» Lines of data
§

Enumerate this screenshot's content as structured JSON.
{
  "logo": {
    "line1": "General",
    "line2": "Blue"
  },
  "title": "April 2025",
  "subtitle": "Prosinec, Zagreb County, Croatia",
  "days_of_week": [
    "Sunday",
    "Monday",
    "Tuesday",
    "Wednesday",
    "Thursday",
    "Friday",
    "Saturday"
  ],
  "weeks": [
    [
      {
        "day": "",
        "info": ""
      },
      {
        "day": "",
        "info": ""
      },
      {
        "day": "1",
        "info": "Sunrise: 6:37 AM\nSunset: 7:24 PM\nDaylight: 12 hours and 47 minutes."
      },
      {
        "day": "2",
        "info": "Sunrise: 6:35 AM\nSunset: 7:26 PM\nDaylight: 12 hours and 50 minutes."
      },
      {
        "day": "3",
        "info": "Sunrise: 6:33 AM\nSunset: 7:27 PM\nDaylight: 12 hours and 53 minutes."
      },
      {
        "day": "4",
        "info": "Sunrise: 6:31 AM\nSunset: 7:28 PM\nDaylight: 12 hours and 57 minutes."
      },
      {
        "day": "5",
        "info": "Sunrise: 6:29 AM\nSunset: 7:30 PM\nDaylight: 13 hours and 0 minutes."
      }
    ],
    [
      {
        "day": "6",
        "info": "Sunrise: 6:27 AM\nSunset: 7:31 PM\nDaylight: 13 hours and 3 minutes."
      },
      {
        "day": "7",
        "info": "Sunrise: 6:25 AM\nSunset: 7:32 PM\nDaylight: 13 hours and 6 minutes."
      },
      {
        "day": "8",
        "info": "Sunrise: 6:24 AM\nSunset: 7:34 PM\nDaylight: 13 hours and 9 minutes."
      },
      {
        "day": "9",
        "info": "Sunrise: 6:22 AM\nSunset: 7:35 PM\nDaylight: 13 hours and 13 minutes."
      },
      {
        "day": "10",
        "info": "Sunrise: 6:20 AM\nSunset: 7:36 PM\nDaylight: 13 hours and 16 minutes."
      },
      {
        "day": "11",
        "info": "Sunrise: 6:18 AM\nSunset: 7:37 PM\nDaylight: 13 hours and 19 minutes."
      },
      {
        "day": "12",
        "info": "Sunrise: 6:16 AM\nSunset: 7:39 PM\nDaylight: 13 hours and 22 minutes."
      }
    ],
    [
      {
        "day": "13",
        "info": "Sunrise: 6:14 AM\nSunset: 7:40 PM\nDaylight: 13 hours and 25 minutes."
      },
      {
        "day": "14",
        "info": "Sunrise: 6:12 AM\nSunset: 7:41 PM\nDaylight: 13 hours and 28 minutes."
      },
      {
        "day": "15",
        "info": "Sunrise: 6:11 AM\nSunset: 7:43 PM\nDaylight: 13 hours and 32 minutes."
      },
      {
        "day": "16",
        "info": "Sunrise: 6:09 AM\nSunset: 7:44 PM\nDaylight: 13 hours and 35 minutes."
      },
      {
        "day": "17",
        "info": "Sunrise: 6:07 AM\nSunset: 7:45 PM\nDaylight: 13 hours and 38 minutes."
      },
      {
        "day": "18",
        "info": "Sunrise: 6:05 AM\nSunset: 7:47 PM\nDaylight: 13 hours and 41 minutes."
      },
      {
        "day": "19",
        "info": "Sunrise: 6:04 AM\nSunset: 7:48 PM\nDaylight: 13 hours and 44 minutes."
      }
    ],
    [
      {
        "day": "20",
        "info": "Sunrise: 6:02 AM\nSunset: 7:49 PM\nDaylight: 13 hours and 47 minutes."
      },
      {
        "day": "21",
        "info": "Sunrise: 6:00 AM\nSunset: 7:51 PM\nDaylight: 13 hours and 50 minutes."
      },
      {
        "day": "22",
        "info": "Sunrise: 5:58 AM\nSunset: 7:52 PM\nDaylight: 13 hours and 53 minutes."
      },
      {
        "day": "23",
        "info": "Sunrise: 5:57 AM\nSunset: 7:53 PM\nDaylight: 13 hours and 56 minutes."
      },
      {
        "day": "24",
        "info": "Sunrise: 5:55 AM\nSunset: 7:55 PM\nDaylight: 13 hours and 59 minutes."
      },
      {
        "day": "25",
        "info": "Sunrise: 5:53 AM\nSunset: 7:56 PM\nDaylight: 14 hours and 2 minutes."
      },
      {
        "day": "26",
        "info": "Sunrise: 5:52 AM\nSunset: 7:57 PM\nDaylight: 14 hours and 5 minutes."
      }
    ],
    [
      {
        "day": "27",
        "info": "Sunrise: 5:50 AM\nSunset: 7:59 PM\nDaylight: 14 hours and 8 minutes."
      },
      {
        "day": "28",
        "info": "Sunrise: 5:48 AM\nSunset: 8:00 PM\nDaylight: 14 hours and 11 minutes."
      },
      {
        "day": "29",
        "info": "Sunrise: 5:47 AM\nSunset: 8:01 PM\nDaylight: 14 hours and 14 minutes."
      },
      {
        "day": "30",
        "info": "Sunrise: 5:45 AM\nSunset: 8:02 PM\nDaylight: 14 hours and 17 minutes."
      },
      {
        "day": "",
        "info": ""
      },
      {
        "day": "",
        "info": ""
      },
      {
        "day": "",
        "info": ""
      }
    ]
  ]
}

§

» WRITTEN EXERCISE
Write down the full listing again, exactly.

» THE ANSWER
Enumerate this screenshot's content as structured JSON.
{
  "logo": {
    "line1": "General",
    "line2": "Blue"
  },
  "title": "April 2025",
  "subtitle": "Prosinec, Zagreb County, Croatia",
  "days_of_week": [
    "Sunday",
    "Monday",
    "Tuesday",
    "Wednesday",
    "Thursday",
    "Friday",
    "Saturday"
  ],
  "weeks": [
    [
      {
        "day": "",
        "info": ""
      },
      {
        "day": "",
        "info": ""
      },
      {
        "day": "1",
        "info": "Sunrise: 6:37 AM\nSunset: 7:24 PM\nDaylight: 12 hours and 47 minutes."
      },
      {
        "day": "2",
        "info": "Sunrise: 6:35 AM\nSunset: 7:26 PM\nDaylight: 12 hours and 50 minutes."
      },
      {
        "day": "3",
        "info": "Sunrise: 6:33 AM\nSunset: 7:27 PM\nDaylight: 12 hours and 53 minutes."
      },
      {
        "day": "4",
        "info": "Sunrise: 6:31 AM\nSunset: 7:28 PM\nDaylight: 12 hours and 57 minutes."
      },
      {
        "day": "5",
        "info": "Sunrise: 6:29 AM\nSunset: 7:30 PM\nDaylight: 13 hours and 0 minutes."
      }
    ],
    [
      {
        "day": "6",
        "info": "Sunrise: 6:27 AM\nSunset: 7:31 PM\nDaylight: 13 hours and 3 minutes."
      },
      {
        "day": "7",
        "info": "Sunrise: 6:25 AM\nSunset: 7:32 PM\nDaylight: 13 hours and 6 minutes."
      },
      {
        "day": "8",
        "info": "Sunrise: 6:24 AM\nSunset: 7:34 PM\nDaylight: 13 hours and 9 minutes."
      },
      {
        "day": "9",
        "info": "Sunrise: 6:22 AM\nSunset: 7:35 PM\nDaylight: 13 hours and 13 minutes."
      },
      {
        "day": "10",
        "info": "Sunrise: 6:20 AM\nSunset: 7:36 PM\nDaylight: 13 hours and 16 minutes."
      },
      {
        "day": "11",
        "info": "Sunrise: 6:18 AM\nSunset: 7:37 PM\nDaylight: 13 hours and 19 minutes."
      },
      {
        "day": "12",
        "info": "Sunrise: 6:16 AM\nSunset: 7:39 PM\nDaylight: 13 hours and 22 minutes."
      }
    ],
    [
      {
        "day": "13",
        "info": "Sunrise: 6:14 AM\nSunset: 7:40 PM\nDaylight: 13 hours and 25 minutes."
      },
      {
        "day": "14",
        "info": "Sunrise: 6:12 AM\nSunset: 7:41 PM\nDaylight: 13 hours and 28 minutes."
      },
      {
        "day": "15",
        "info": "Sunrise: 6:11 AM\nSunset: 7:43 PM\nDaylight: 13 hours and 32 minutes."
      },
      {
        "day": "16",
        "info": "Sunrise: 6:09 AM\nSunset: 7:44 PM\nDaylight: 13 hours and 35 minutes."
      },
      {
        "day": "17",
        "info": "Sunrise: 6:07 AM\nSunset: 7:45 PM\nDaylight: 13 hours and 38 minutes."
      },
      {
        "day": "18",
        "info": "Sunrise: 6:05 AM\nSunset: 7:47 PM\nDaylight: 13 hours and 41 minutes."
      },
      {
        "day": "19",
        "info": "Sunrise: 6:04 AM\nSunset: 7:48 PM\nDaylight: 13 hours and 44 minutes."
      }
    ],
    [
      {
        "day": "20",
        "info": "Sunrise: 6:02 AM\nSunset: 7:49 PM\nDaylight: 13 hours and 47 minutes."
      },
      {
        "day": "21",
        "info": "Sunrise: 6:00 AM\nSunset: 7:51 PM\nDaylight: 13 hours and 50 minutes."
      },
      {
        "day": "22",
        "info": "Sunrise: 5:58 AM\nSunset: 7:52 PM\nDaylight: 13 hours and 53 minutes."
      },
      {
        "day": "23",
        "info": "Sunrise: 5:57 AM\nSunset: 7:53 PM\nDaylight: 13 hours and 56 minutes."
      },
      {
        "day": "24",
        "info": "Sunrise: 5:55 AM\nSunset: 7:55 PM\nDaylight: 13 hours and 59 minutes."
      },
      {
        "day": "25",
        "info": "Sunrise: 5:53 AM\nSunset: 7:56 PM\nDaylight: 14 hours and 2 minutes."
      },
      {
        "day": "26",
        "info": "Sunrise: 5:52 AM\nSunset: 7:57 PM\nDaylight: 14 hours and 5 minutes."
      }
    ],
    [
      {
        "day": "27",
        "info": "Sunrise: 5:50 AM\nSunset: 7:59 PM\nDaylight: 14 hours and 8 minutes."
      },
      {
        "day": "28",
        "info": "Sunrise: 5:48 AM\nSunset: 8:00 PM\nDaylight: 14 hours and 11 minutes."
      },
      {
        "day": "29",
        "info": "Sunrise: 5:47 AM\nSunset: 8:01 PM\nDaylight: 14 hours and 14 minutes."
      },
      {
        "day": "30",
        "info": "Sunrise: 5:45 AM\nSunset: 8:02 PM\nDaylight: 14 hours and 17 minutes."
      },
      {
        "day": "",
        "info": ""
      },
      {
        "day": "",
        "info": ""
      },
      {
        "day": "",
        "info": ""
      }
    ]
  ]
}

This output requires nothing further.